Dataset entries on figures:
*** Begin section ***

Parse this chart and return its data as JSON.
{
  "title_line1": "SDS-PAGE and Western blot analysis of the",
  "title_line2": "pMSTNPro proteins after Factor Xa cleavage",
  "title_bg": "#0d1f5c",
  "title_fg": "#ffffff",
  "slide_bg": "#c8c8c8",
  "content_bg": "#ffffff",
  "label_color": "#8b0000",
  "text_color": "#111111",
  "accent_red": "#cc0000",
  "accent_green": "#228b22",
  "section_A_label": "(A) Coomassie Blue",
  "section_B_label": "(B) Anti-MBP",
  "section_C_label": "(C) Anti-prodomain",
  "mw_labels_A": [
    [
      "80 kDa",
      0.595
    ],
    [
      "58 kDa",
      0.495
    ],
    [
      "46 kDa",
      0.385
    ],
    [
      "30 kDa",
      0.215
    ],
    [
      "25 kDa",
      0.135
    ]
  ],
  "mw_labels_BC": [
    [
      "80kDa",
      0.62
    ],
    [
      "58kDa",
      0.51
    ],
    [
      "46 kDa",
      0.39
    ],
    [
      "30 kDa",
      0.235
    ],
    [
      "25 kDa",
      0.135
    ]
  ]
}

*** End section ***
*** Begin section ***

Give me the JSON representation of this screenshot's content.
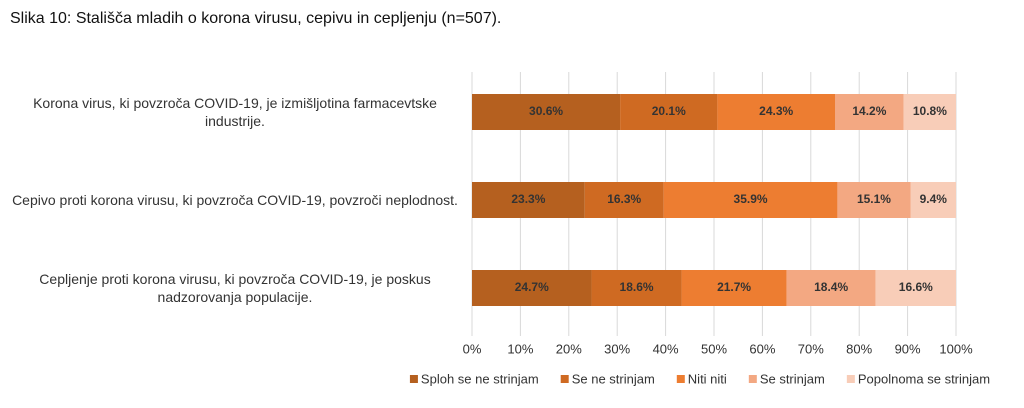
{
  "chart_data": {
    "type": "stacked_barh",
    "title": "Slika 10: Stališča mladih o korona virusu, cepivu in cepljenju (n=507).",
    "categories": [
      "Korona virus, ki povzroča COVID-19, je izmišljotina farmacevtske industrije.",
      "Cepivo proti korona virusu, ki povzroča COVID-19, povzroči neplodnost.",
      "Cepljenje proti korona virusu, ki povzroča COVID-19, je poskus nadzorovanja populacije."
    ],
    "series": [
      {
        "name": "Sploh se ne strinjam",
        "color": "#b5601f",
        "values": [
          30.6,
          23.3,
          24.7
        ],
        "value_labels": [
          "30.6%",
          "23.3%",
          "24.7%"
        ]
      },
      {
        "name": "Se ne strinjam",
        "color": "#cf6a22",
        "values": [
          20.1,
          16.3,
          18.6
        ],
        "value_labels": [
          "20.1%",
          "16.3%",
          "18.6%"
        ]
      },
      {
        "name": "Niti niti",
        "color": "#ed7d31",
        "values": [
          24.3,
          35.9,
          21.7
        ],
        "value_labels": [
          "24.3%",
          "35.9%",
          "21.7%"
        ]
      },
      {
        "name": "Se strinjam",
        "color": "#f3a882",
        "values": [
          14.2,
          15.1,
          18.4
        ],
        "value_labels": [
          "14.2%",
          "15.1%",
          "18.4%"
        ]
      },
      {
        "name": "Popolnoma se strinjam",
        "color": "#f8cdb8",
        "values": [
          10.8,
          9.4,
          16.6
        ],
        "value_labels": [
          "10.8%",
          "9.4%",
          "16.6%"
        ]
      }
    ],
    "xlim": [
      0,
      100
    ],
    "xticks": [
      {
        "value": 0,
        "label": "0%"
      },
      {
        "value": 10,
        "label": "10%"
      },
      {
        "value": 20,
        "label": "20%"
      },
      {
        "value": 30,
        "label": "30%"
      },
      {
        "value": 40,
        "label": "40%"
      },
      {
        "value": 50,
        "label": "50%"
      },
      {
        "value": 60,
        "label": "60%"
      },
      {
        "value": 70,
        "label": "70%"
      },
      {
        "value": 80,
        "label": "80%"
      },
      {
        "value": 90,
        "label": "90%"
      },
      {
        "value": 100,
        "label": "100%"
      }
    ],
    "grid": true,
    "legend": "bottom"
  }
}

*** End section ***

**About this task**
Copy out every line from the data above that has "JSON" in it.

**Answer space**
Parse this chart and return its data as JSON.
Give me the JSON representation of this screenshot's content.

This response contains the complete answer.